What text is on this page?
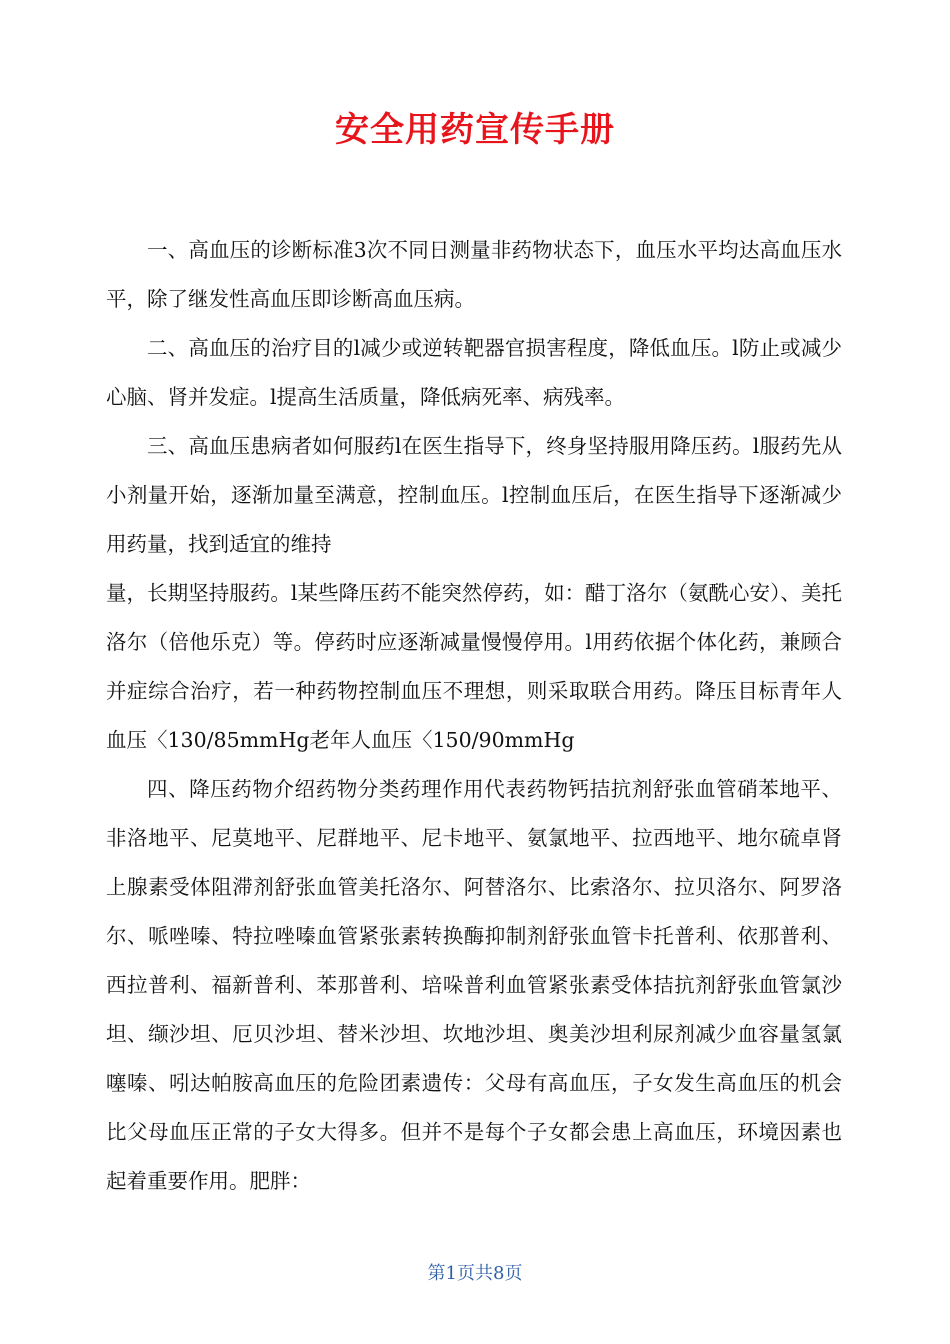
安全用药宣传手册

一、高血压的诊断标准3次不同日测量非药物状态下，血压水平均达高血压水平，除了继发性高血压即诊断高血压病。

二、高血压的治疗目的l减少或逆转靶器官损害程度，降低血压。l防止或减少心脑、肾并发症。l提高生活质量，降低病死率、病残率。

三、高血压患病者如何服药l在医生指导下，终身坚持服用降压药。l服药先从小剂量开始，逐渐加量至满意，控制血压。l控制血压后，在医生指导下逐渐减少用药量，找到适宜的维持

量，长期坚持服药。l某些降压药不能突然停药，如：醋丁洛尔（氨酰心安）、美托洛尔（倍他乐克）等。停药时应逐渐减量慢慢停用。l用药依据个体化药，兼顾合并症综合治疗，若一种药物控制血压不理想，则采取联合用药。降压目标青年人血压〈130/85mmHg老年人血压〈150/90mmHg

四、降压药物介绍药物分类药理作用代表药物钙拮抗剂舒张血管硝苯地平、非洛地平、尼莫地平、尼群地平、尼卡地平、氨氯地平、拉西地平、地尔硫卓肾上腺素受体阻滞剂舒张血管美托洛尔、阿替洛尔、比索洛尔、拉贝洛尔、阿罗洛尔、哌唑嗪、特拉唑嗪血管紧张素转换酶抑制剂舒张血管卡托普利、依那普利、西拉普利、福新普利、苯那普利、培哚普利血管紧张素受体拮抗剂舒张血管氯沙坦、缬沙坦、厄贝沙坦、替米沙坦、坎地沙坦、奥美沙坦利尿剂减少血容量氢氯噻嗪、吲达帕胺高血压的危险团素遗传：父母有高血压，子女发生高血压的机会比父母血压正常的子女大得多。但并不是每个子女都会患上高血压，环境因素也起着重要作用。肥胖：

第1页共8页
- - - - -
Leave the pictures out, and transcribe each of the records exactly.

Solved exercise -
What text is on this page?
安全用药宣传手册

一、高血压的诊断标准3次不同日测量非药物状态下，血压水平均达高血压水平，除了继发性高血压即诊断高血压病。

二、高血压的治疗目的l减少或逆转靶器官损害程度，降低血压。l防止或减少心脑、肾并发症。l提高生活质量，降低病死率、病残率。

三、高血压患病者如何服药l在医生指导下，终身坚持服用降压药。l服药先从小剂量开始，逐渐加量至满意，控制血压。l控制血压后，在医生指导下逐渐减少用药量，找到适宜的维持

量，长期坚持服药。l某些降压药不能突然停药，如：醋丁洛尔（氨酰心安）、美托洛尔（倍他乐克）等。停药时应逐渐减量慢慢停用。l用药依据个体化药，兼顾合并症综合治疗，若一种药物控制血压不理想，则采取联合用药。降压目标青年人血压〈130/85mmHg老年人血压〈150/90mmHg

四、降压药物介绍药物分类药理作用代表药物钙拮抗剂舒张血管硝苯地平、非洛地平、尼莫地平、尼群地平、尼卡地平、氨氯地平、拉西地平、地尔硫卓肾上腺素受体阻滞剂舒张血管美托洛尔、阿替洛尔、比索洛尔、拉贝洛尔、阿罗洛尔、哌唑嗪、特拉唑嗪血管紧张素转换酶抑制剂舒张血管卡托普利、依那普利、西拉普利、福新普利、苯那普利、培哚普利血管紧张素受体拮抗剂舒张血管氯沙坦、缬沙坦、厄贝沙坦、替米沙坦、坎地沙坦、奥美沙坦利尿剂减少血容量氢氯噻嗪、吲达帕胺高血压的危险团素遗传：父母有高血压，子女发生高血压的机会比父母血压正常的子女大得多。但并不是每个子女都会患上高血压，环境因素也起着重要作用。肥胖：

第1页共8页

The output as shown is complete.